# STATED EXERCISE
Copy the data word for word, keeping every line.

[begin GIVEN RECORDS]

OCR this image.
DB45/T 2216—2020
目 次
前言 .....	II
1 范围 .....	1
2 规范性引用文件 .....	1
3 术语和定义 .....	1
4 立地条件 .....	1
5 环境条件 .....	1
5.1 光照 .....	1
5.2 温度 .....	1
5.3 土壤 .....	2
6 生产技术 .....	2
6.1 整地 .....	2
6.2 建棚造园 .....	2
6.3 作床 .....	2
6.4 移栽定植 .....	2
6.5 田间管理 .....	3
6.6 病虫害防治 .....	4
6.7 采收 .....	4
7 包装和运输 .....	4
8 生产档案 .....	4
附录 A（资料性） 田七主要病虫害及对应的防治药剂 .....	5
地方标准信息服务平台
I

[end GIVEN RECORDS]

# EXERCISE OUTPUT
OCR this image.
DB45/T 2216—2020
目 次
前言 .....	II
1 范围 .....	1
2 规范性引用文件 .....	1
3 术语和定义 .....	1
4 立地条件 .....	1
5 环境条件 .....	1
5.1 光照 .....	1
5.2 温度 .....	1
5.3 土壤 .....	2
6 生产技术 .....	2
6.1 整地 .....	2
6.2 建棚造园 .....	2
6.3 作床 .....	2
6.4 移栽定植 .....	2
6.5 田间管理 .....	3
6.6 病虫害防治 .....	4
6.7 采收 .....	4
7 包装和运输 .....	4
8 生产档案 .....	4
附录 A（资料性） 田七主要病虫害及对应的防治药剂 .....	5
地方标准信息服务平台
I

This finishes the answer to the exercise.